What to produce:
Give back the full listing, character for character, with no pictures.

Records for the task:
⁂
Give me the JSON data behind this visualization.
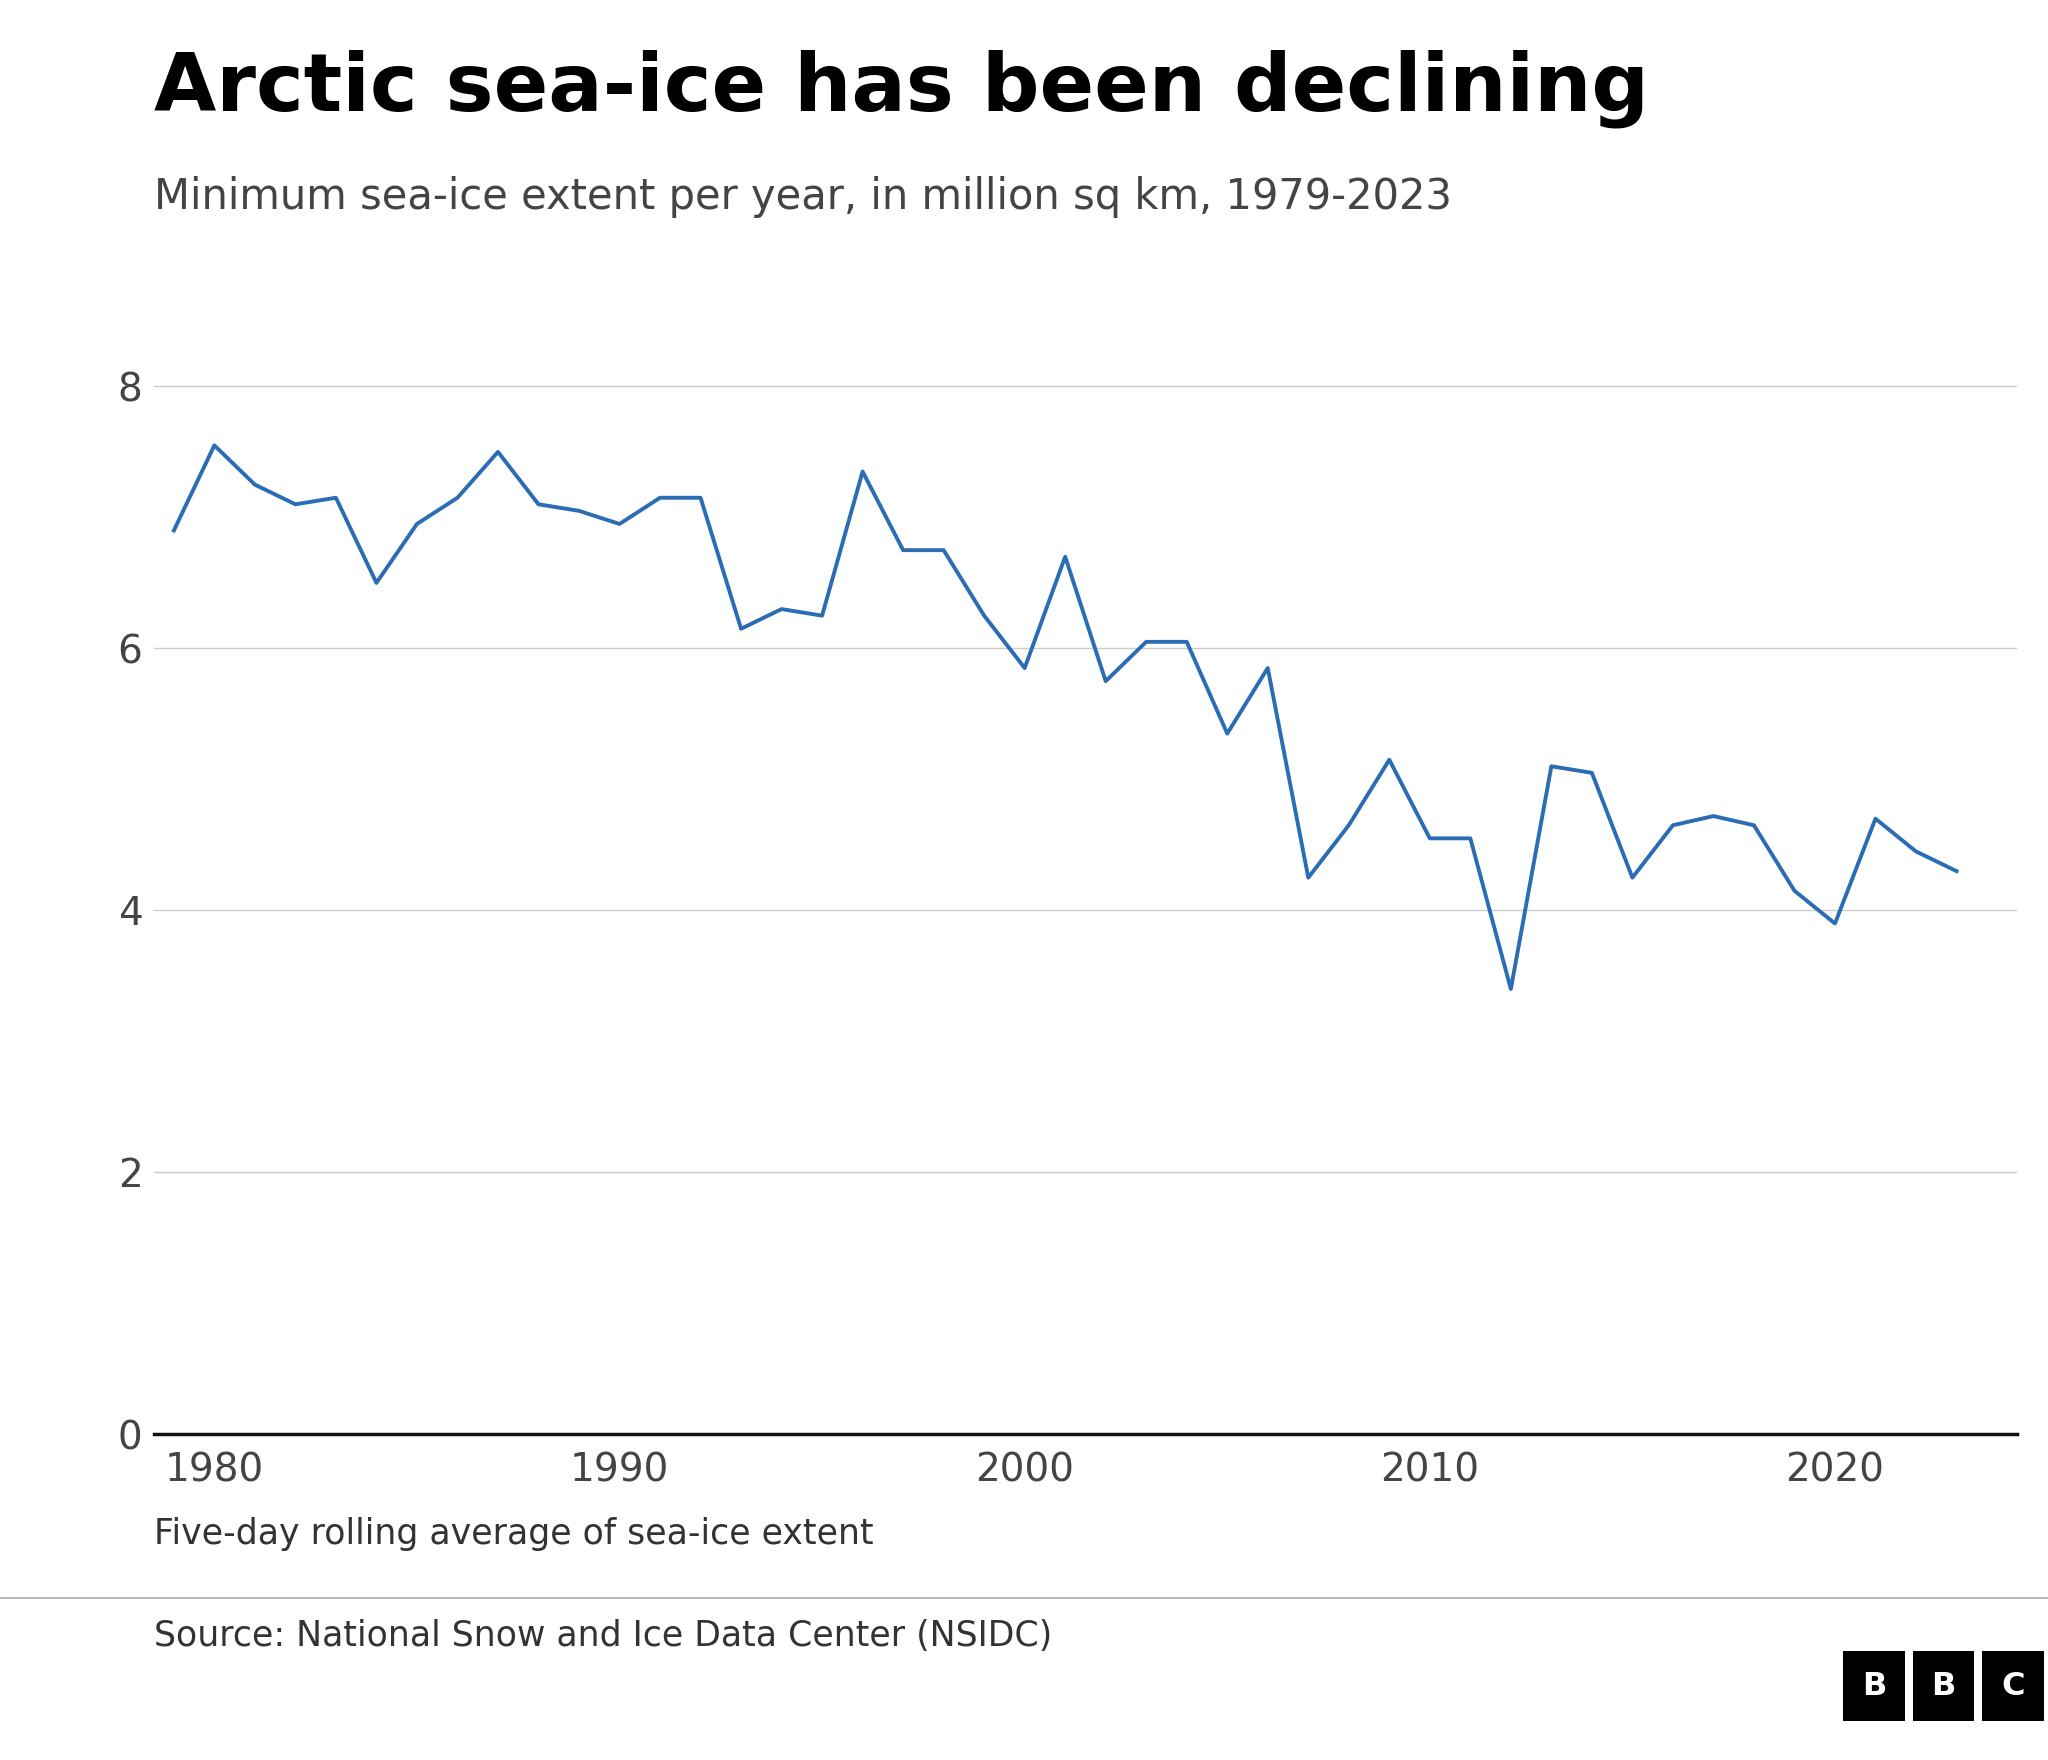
{
  "title": "Arctic sea-ice has been declining",
  "subtitle": "Minimum sea-ice extent per year, in million sq km, 1979-2023",
  "footnote": "Five-day rolling average of sea-ice extent",
  "source": "Source: National Snow and Ice Data Center (NSIDC)",
  "line_color": "#2a6db5",
  "background_color": "#ffffff",
  "years": [
    1979,
    1980,
    1981,
    1982,
    1983,
    1984,
    1985,
    1986,
    1987,
    1988,
    1989,
    1990,
    1991,
    1992,
    1993,
    1994,
    1995,
    1996,
    1997,
    1998,
    1999,
    2000,
    2001,
    2002,
    2003,
    2004,
    2005,
    2006,
    2007,
    2008,
    2009,
    2010,
    2011,
    2012,
    2013,
    2014,
    2015,
    2016,
    2017,
    2018,
    2019,
    2020,
    2021,
    2022,
    2023
  ],
  "values": [
    6.9,
    7.55,
    7.25,
    7.1,
    7.15,
    6.5,
    6.95,
    7.15,
    7.5,
    7.1,
    7.05,
    6.95,
    7.15,
    7.15,
    6.15,
    6.3,
    6.25,
    7.35,
    6.75,
    6.75,
    6.25,
    5.85,
    6.7,
    5.75,
    6.05,
    6.05,
    5.35,
    5.85,
    4.25,
    4.65,
    5.15,
    4.55,
    4.55,
    3.4,
    5.1,
    5.05,
    4.25,
    4.65,
    4.72,
    4.65,
    4.15,
    3.9,
    4.7,
    4.45,
    4.3
  ],
  "ylim": [
    0,
    8.8
  ],
  "yticks": [
    0,
    2,
    4,
    6,
    8
  ],
  "xlim": [
    1978.5,
    2024.5
  ],
  "xticks": [
    1980,
    1990,
    2000,
    2010,
    2020
  ],
  "title_fontsize": 58,
  "subtitle_fontsize": 30,
  "tick_fontsize": 28,
  "footnote_fontsize": 25,
  "source_fontsize": 25
}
⁂
Reply:
Give me the JSON data behind this visualization.
{
  "title": "Arctic sea-ice has been declining",
  "subtitle": "Minimum sea-ice extent per year, in million sq km, 1979-2023",
  "footnote": "Five-day rolling average of sea-ice extent",
  "source": "Source: National Snow and Ice Data Center (NSIDC)",
  "line_color": "#2a6db5",
  "background_color": "#ffffff",
  "years": [
    1979,
    1980,
    1981,
    1982,
    1983,
    1984,
    1985,
    1986,
    1987,
    1988,
    1989,
    1990,
    1991,
    1992,
    1993,
    1994,
    1995,
    1996,
    1997,
    1998,
    1999,
    2000,
    2001,
    2002,
    2003,
    2004,
    2005,
    2006,
    2007,
    2008,
    2009,
    2010,
    2011,
    2012,
    2013,
    2014,
    2015,
    2016,
    2017,
    2018,
    2019,
    2020,
    2021,
    2022,
    2023
  ],
  "values": [
    6.9,
    7.55,
    7.25,
    7.1,
    7.15,
    6.5,
    6.95,
    7.15,
    7.5,
    7.1,
    7.05,
    6.95,
    7.15,
    7.15,
    6.15,
    6.3,
    6.25,
    7.35,
    6.75,
    6.75,
    6.25,
    5.85,
    6.7,
    5.75,
    6.05,
    6.05,
    5.35,
    5.85,
    4.25,
    4.65,
    5.15,
    4.55,
    4.55,
    3.4,
    5.1,
    5.05,
    4.25,
    4.65,
    4.72,
    4.65,
    4.15,
    3.9,
    4.7,
    4.45,
    4.3
  ],
  "ylim": [
    0,
    8.8
  ],
  "yticks": [
    0,
    2,
    4,
    6,
    8
  ],
  "xlim": [
    1978.5,
    2024.5
  ],
  "xticks": [
    1980,
    1990,
    2000,
    2010,
    2020
  ],
  "title_fontsize": 58,
  "subtitle_fontsize": 30,
  "tick_fontsize": 28,
  "footnote_fontsize": 25,
  "source_fontsize": 25
}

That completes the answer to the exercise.